**** GIVEN DATA

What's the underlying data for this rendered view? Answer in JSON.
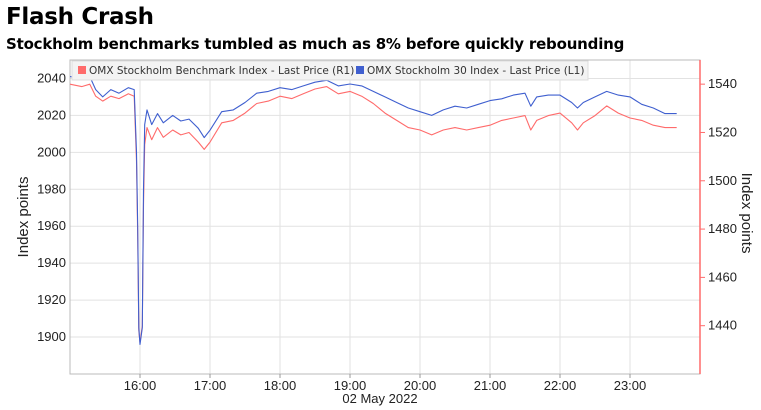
{
  "chart_data": {
    "type": "line",
    "title": "Flash Crash",
    "subtitle": "Stockholm benchmarks tumbled as much as 8% before quickly rebounding",
    "xlabel": "02 May 2022",
    "ylabel_left": "Index points",
    "ylabel_right": "Index points",
    "x_ticks": [
      "16:00",
      "17:00",
      "18:00",
      "19:00",
      "20:00",
      "21:00",
      "22:00",
      "23:00"
    ],
    "x_range": [
      "15:00",
      "24:00"
    ],
    "y_left_range": [
      1880,
      2050
    ],
    "y_left_ticks": [
      1900,
      1920,
      1940,
      1960,
      1980,
      2000,
      2020,
      2040
    ],
    "y_right_range": [
      1420,
      1550
    ],
    "y_right_ticks": [
      1440,
      1460,
      1480,
      1500,
      1520,
      1540
    ],
    "grid": true,
    "legend_position": "top",
    "series": [
      {
        "name": "OMX Stockholm Benchmark Index - Last Price (R1)",
        "axis": "right",
        "color": "#ff6b6b",
        "points": [
          [
            "15:00",
            1540
          ],
          [
            "15:10",
            1539
          ],
          [
            "15:17",
            1540
          ],
          [
            "15:22",
            1535
          ],
          [
            "15:28",
            1533
          ],
          [
            "15:35",
            1535
          ],
          [
            "15:42",
            1534
          ],
          [
            "15:50",
            1536
          ],
          [
            "15:55",
            1535
          ],
          [
            "15:57",
            1508
          ],
          [
            "15:58",
            1477
          ],
          [
            "15:59",
            1438
          ],
          [
            "16:00",
            1433
          ],
          [
            "16:02",
            1440
          ],
          [
            "16:03",
            1490
          ],
          [
            "16:04",
            1515
          ],
          [
            "16:06",
            1522
          ],
          [
            "16:10",
            1517
          ],
          [
            "16:15",
            1522
          ],
          [
            "16:20",
            1518
          ],
          [
            "16:28",
            1521
          ],
          [
            "16:35",
            1519
          ],
          [
            "16:42",
            1520
          ],
          [
            "16:50",
            1516
          ],
          [
            "16:55",
            1513
          ],
          [
            "17:00",
            1516
          ],
          [
            "17:10",
            1524
          ],
          [
            "17:20",
            1525
          ],
          [
            "17:30",
            1528
          ],
          [
            "17:40",
            1532
          ],
          [
            "17:50",
            1533
          ],
          [
            "18:00",
            1535
          ],
          [
            "18:10",
            1534
          ],
          [
            "18:20",
            1536
          ],
          [
            "18:30",
            1538
          ],
          [
            "18:40",
            1539
          ],
          [
            "18:50",
            1536
          ],
          [
            "19:00",
            1537
          ],
          [
            "19:10",
            1535
          ],
          [
            "19:20",
            1532
          ],
          [
            "19:30",
            1528
          ],
          [
            "19:40",
            1525
          ],
          [
            "19:50",
            1522
          ],
          [
            "20:00",
            1521
          ],
          [
            "20:10",
            1519
          ],
          [
            "20:20",
            1521
          ],
          [
            "20:30",
            1522
          ],
          [
            "20:40",
            1521
          ],
          [
            "20:50",
            1522
          ],
          [
            "21:00",
            1523
          ],
          [
            "21:10",
            1525
          ],
          [
            "21:20",
            1526
          ],
          [
            "21:30",
            1527
          ],
          [
            "21:35",
            1521
          ],
          [
            "21:40",
            1525
          ],
          [
            "21:50",
            1527
          ],
          [
            "22:00",
            1528
          ],
          [
            "22:10",
            1524
          ],
          [
            "22:15",
            1521
          ],
          [
            "22:20",
            1524
          ],
          [
            "22:30",
            1527
          ],
          [
            "22:40",
            1531
          ],
          [
            "22:50",
            1528
          ],
          [
            "23:00",
            1526
          ],
          [
            "23:10",
            1525
          ],
          [
            "23:20",
            1523
          ],
          [
            "23:30",
            1522
          ],
          [
            "23:40",
            1522
          ]
        ]
      },
      {
        "name": "OMX Stockholm 30 Index - Last Price (L1)",
        "axis": "left",
        "color": "#3f5fcf",
        "points": [
          [
            "15:00",
            2041
          ],
          [
            "15:10",
            2040
          ],
          [
            "15:17",
            2041
          ],
          [
            "15:22",
            2034
          ],
          [
            "15:28",
            2030
          ],
          [
            "15:35",
            2034
          ],
          [
            "15:42",
            2032
          ],
          [
            "15:50",
            2035
          ],
          [
            "15:55",
            2034
          ],
          [
            "15:57",
            2000
          ],
          [
            "15:58",
            1960
          ],
          [
            "15:59",
            1905
          ],
          [
            "16:00",
            1896
          ],
          [
            "16:02",
            1905
          ],
          [
            "16:03",
            1980
          ],
          [
            "16:04",
            2015
          ],
          [
            "16:06",
            2023
          ],
          [
            "16:10",
            2015
          ],
          [
            "16:15",
            2021
          ],
          [
            "16:20",
            2016
          ],
          [
            "16:28",
            2020
          ],
          [
            "16:35",
            2017
          ],
          [
            "16:42",
            2018
          ],
          [
            "16:50",
            2013
          ],
          [
            "16:55",
            2008
          ],
          [
            "17:00",
            2012
          ],
          [
            "17:10",
            2022
          ],
          [
            "17:20",
            2023
          ],
          [
            "17:30",
            2027
          ],
          [
            "17:40",
            2032
          ],
          [
            "17:50",
            2033
          ],
          [
            "18:00",
            2035
          ],
          [
            "18:10",
            2034
          ],
          [
            "18:20",
            2036
          ],
          [
            "18:30",
            2038
          ],
          [
            "18:40",
            2039
          ],
          [
            "18:50",
            2036
          ],
          [
            "19:00",
            2037
          ],
          [
            "19:10",
            2036
          ],
          [
            "19:20",
            2033
          ],
          [
            "19:30",
            2030
          ],
          [
            "19:40",
            2027
          ],
          [
            "19:50",
            2024
          ],
          [
            "20:00",
            2022
          ],
          [
            "20:10",
            2020
          ],
          [
            "20:20",
            2023
          ],
          [
            "20:30",
            2025
          ],
          [
            "20:40",
            2024
          ],
          [
            "20:50",
            2026
          ],
          [
            "21:00",
            2028
          ],
          [
            "21:10",
            2029
          ],
          [
            "21:20",
            2031
          ],
          [
            "21:30",
            2032
          ],
          [
            "21:35",
            2025
          ],
          [
            "21:40",
            2030
          ],
          [
            "21:50",
            2031
          ],
          [
            "22:00",
            2031
          ],
          [
            "22:10",
            2027
          ],
          [
            "22:15",
            2024
          ],
          [
            "22:20",
            2027
          ],
          [
            "22:30",
            2030
          ],
          [
            "22:40",
            2033
          ],
          [
            "22:50",
            2031
          ],
          [
            "23:00",
            2030
          ],
          [
            "23:10",
            2026
          ],
          [
            "23:20",
            2024
          ],
          [
            "23:30",
            2021
          ],
          [
            "23:40",
            2021
          ]
        ]
      }
    ]
  }
}
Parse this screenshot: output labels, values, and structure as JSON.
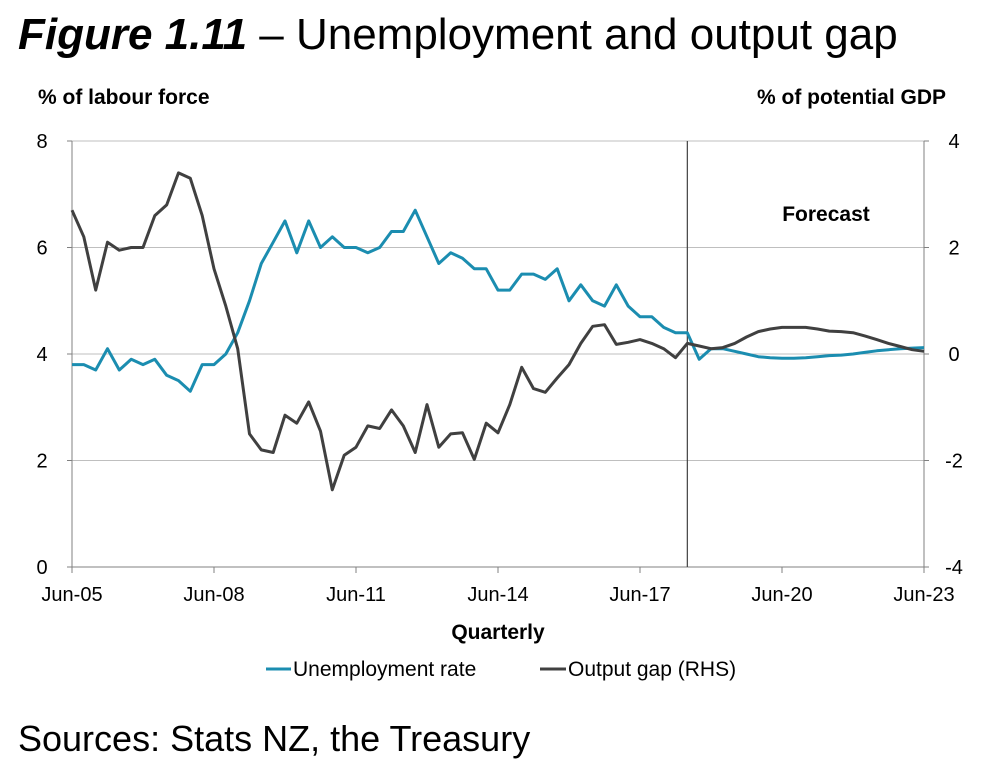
{
  "figure": {
    "number": "Figure 1.11",
    "dash": " – ",
    "title": "Unemployment and output gap",
    "source": "Sources: Stats NZ, the Treasury"
  },
  "colors": {
    "unemployment": "#1b8db0",
    "output_gap": "#404040",
    "grid": "#bfbfbf",
    "axis": "#808080"
  },
  "chart_data": {
    "type": "line",
    "xlabel": "Quarterly",
    "ylabel_left": "% of labour force",
    "ylabel_right": "% of potential GDP",
    "ylim_left": [
      0,
      8
    ],
    "ylim_right": [
      -4,
      4
    ],
    "yticks_left": [
      "0",
      "2",
      "4",
      "6",
      "8"
    ],
    "yticks_right": [
      "-4",
      "-2",
      "0",
      "2",
      "4"
    ],
    "x_tick_labels": [
      "Jun-05",
      "Jun-08",
      "Jun-11",
      "Jun-14",
      "Jun-17",
      "Jun-20",
      "Jun-23"
    ],
    "x_start": "Jun-05",
    "x_end": "Jun-23",
    "grid": true,
    "legend_position": "bottom",
    "annotation": {
      "text": "Forecast",
      "x": "Jun-18"
    },
    "series": [
      {
        "name": "Unemployment rate",
        "axis": "left",
        "values": [
          3.8,
          3.8,
          3.7,
          4.1,
          3.7,
          3.9,
          3.8,
          3.9,
          3.6,
          3.5,
          3.3,
          3.8,
          3.8,
          4.0,
          4.4,
          5.0,
          5.7,
          6.1,
          6.5,
          5.9,
          6.5,
          6.0,
          6.2,
          6.0,
          6.0,
          5.9,
          6.0,
          6.3,
          6.3,
          6.7,
          6.2,
          5.7,
          5.9,
          5.8,
          5.6,
          5.6,
          5.2,
          5.2,
          5.5,
          5.5,
          5.4,
          5.6,
          5.0,
          5.3,
          5.0,
          4.9,
          5.3,
          4.9,
          4.7,
          4.7,
          4.5,
          4.4,
          4.4,
          3.9,
          4.1,
          4.1,
          4.05,
          4.0,
          3.95,
          3.93,
          3.92,
          3.92,
          3.93,
          3.95,
          3.97,
          3.98,
          4.0,
          4.03,
          4.06,
          4.08,
          4.1,
          4.11,
          4.12
        ]
      },
      {
        "name": "Output gap (RHS)",
        "axis": "right",
        "values": [
          2.7,
          2.2,
          1.2,
          2.1,
          1.95,
          2.0,
          2.0,
          2.6,
          2.8,
          3.4,
          3.3,
          2.6,
          1.6,
          0.9,
          0.1,
          -1.5,
          -1.8,
          -1.85,
          -1.15,
          -1.3,
          -0.9,
          -1.45,
          -2.55,
          -1.9,
          -1.75,
          -1.35,
          -1.4,
          -1.05,
          -1.35,
          -1.85,
          -0.95,
          -1.75,
          -1.5,
          -1.48,
          -1.98,
          -1.3,
          -1.48,
          -0.95,
          -0.25,
          -0.65,
          -0.72,
          -0.45,
          -0.2,
          0.2,
          0.52,
          0.55,
          0.18,
          0.22,
          0.27,
          0.2,
          0.1,
          -0.07,
          0.2,
          0.15,
          0.1,
          0.12,
          0.2,
          0.32,
          0.42,
          0.47,
          0.5,
          0.5,
          0.5,
          0.47,
          0.43,
          0.42,
          0.4,
          0.34,
          0.27,
          0.2,
          0.14,
          0.08,
          0.05
        ]
      }
    ]
  }
}
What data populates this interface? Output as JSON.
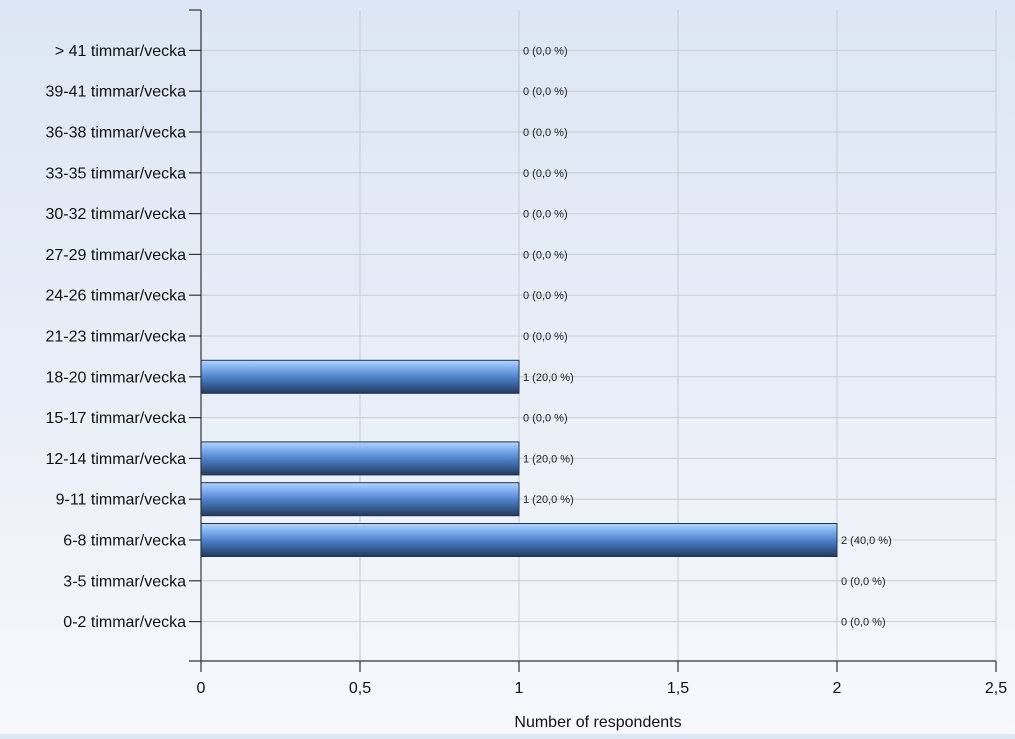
{
  "chart_data": {
    "type": "bar",
    "orientation": "horizontal",
    "categories": [
      "> 41 timmar/vecka",
      "39-41 timmar/vecka",
      "36-38 timmar/vecka",
      "33-35 timmar/vecka",
      "30-32 timmar/vecka",
      "27-29 timmar/vecka",
      "24-26 timmar/vecka",
      "21-23 timmar/vecka",
      "18-20 timmar/vecka",
      "15-17 timmar/vecka",
      "12-14 timmar/vecka",
      "9-11 timmar/vecka",
      "6-8 timmar/vecka",
      "3-5 timmar/vecka",
      "0-2 timmar/vecka"
    ],
    "values": [
      0,
      0,
      0,
      0,
      0,
      0,
      0,
      0,
      1,
      0,
      1,
      1,
      2,
      0,
      0
    ],
    "data_labels": [
      "0 (0,0 %)",
      "0 (0,0 %)",
      "0 (0,0 %)",
      "0 (0,0 %)",
      "0 (0,0 %)",
      "0 (0,0 %)",
      "0 (0,0 %)",
      "0 (0,0 %)",
      "1 (20,0 %)",
      "0 (0,0 %)",
      "1 (20,0 %)",
      "1 (20,0 %)",
      "2 (40,0 %)",
      "0 (0,0 %)",
      "0 (0,0 %)"
    ],
    "xlabel": "Number of respondents",
    "ylabel": "",
    "xlim": [
      0,
      2.5
    ],
    "xticks": [
      0,
      0.5,
      1,
      1.5,
      2,
      2.5
    ],
    "xtick_labels": [
      "0",
      "0,5",
      "1",
      "1,5",
      "2",
      "2,5"
    ],
    "grid": true,
    "colors": {
      "bar_light": "#8ab8f5",
      "bar_mid": "#4a7cc4",
      "bar_dark": "#233a5c",
      "grid": "#c8ccd4",
      "axis": "#333333"
    }
  }
}
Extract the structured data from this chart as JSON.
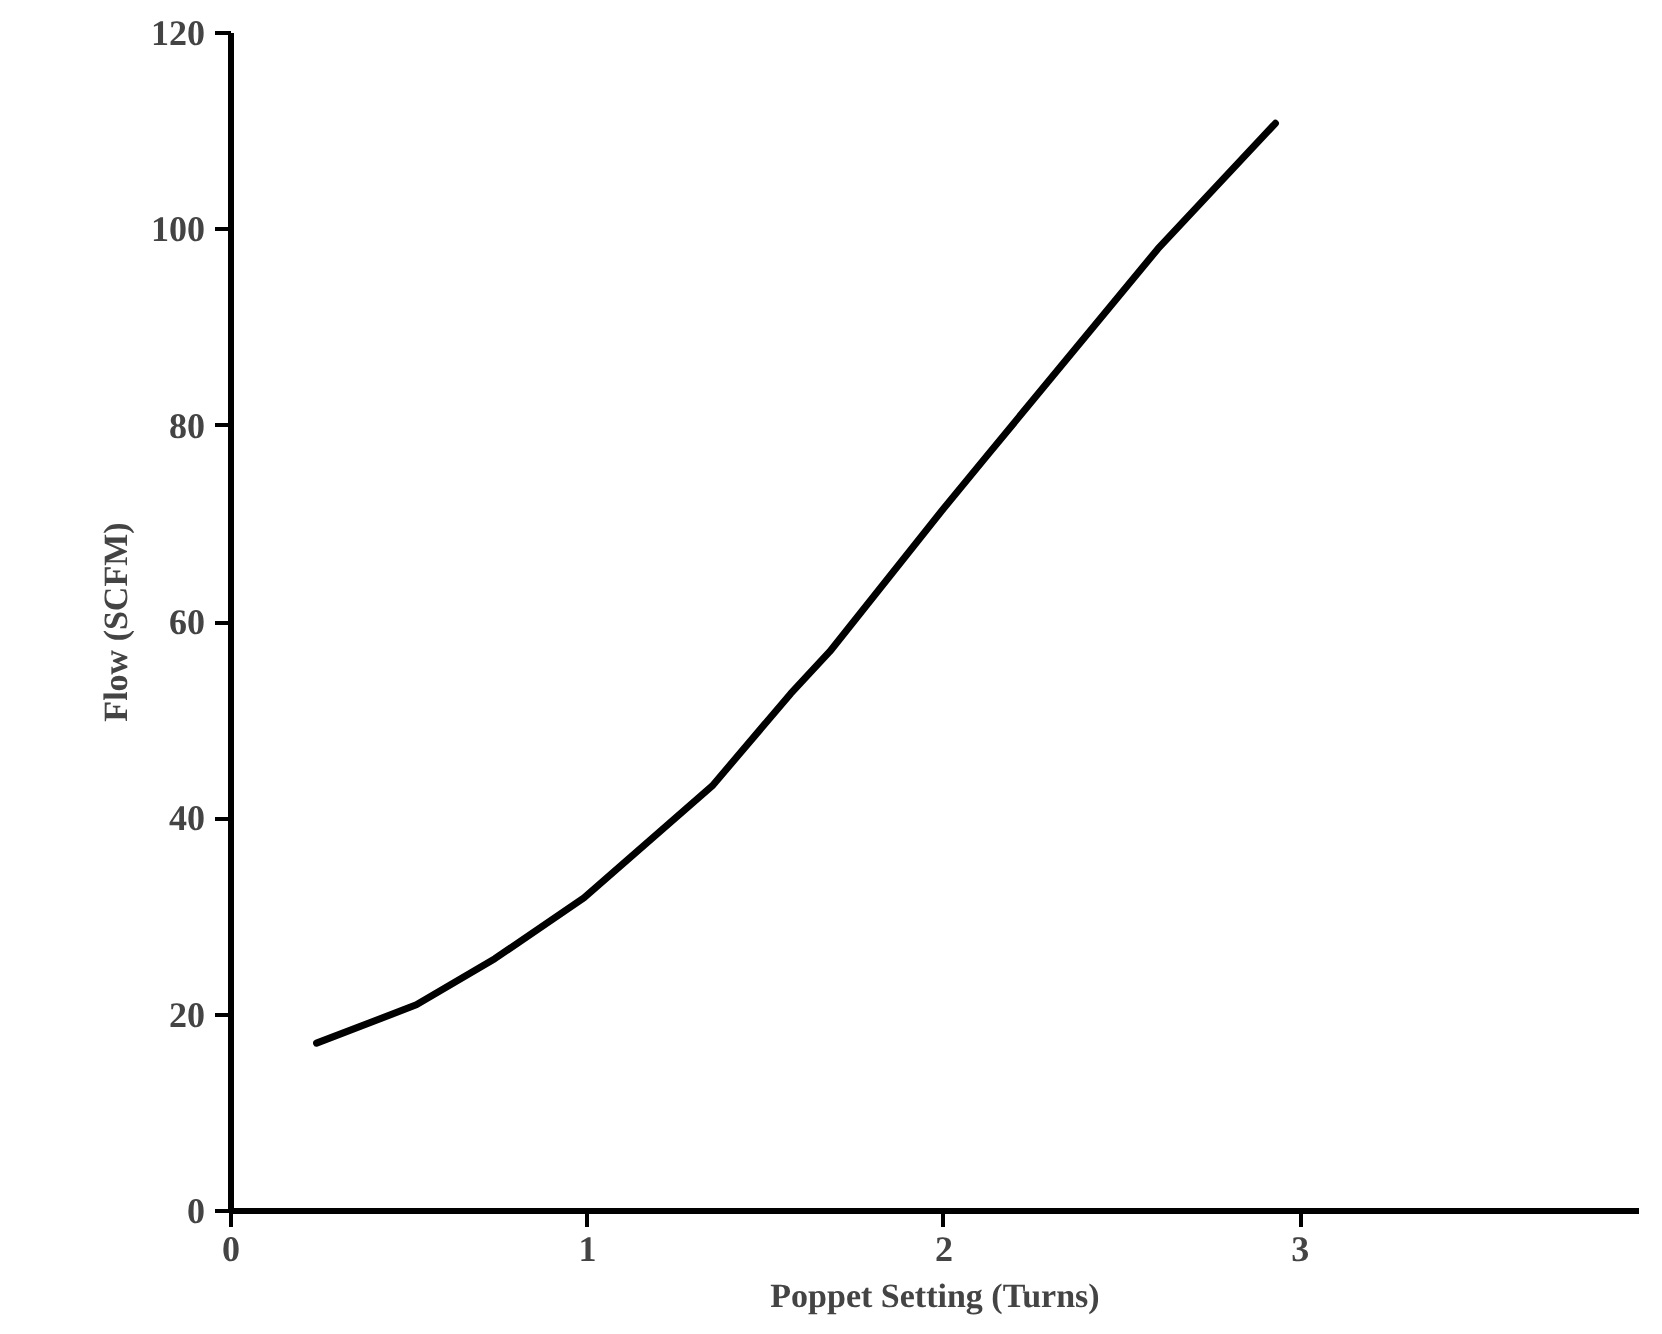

********

REQUIRED WORK: Search the preceding listing for the word "this" and pull out every line that holds it.

EXERCISE OUTPUT:
What's the underlying data for this rendered view? Answer in JSON.
Parse this screenshot: output labels, values, and structure as JSON.
What data populates this interface? Output as JSON.
Extract the structured data from this chart as JSON.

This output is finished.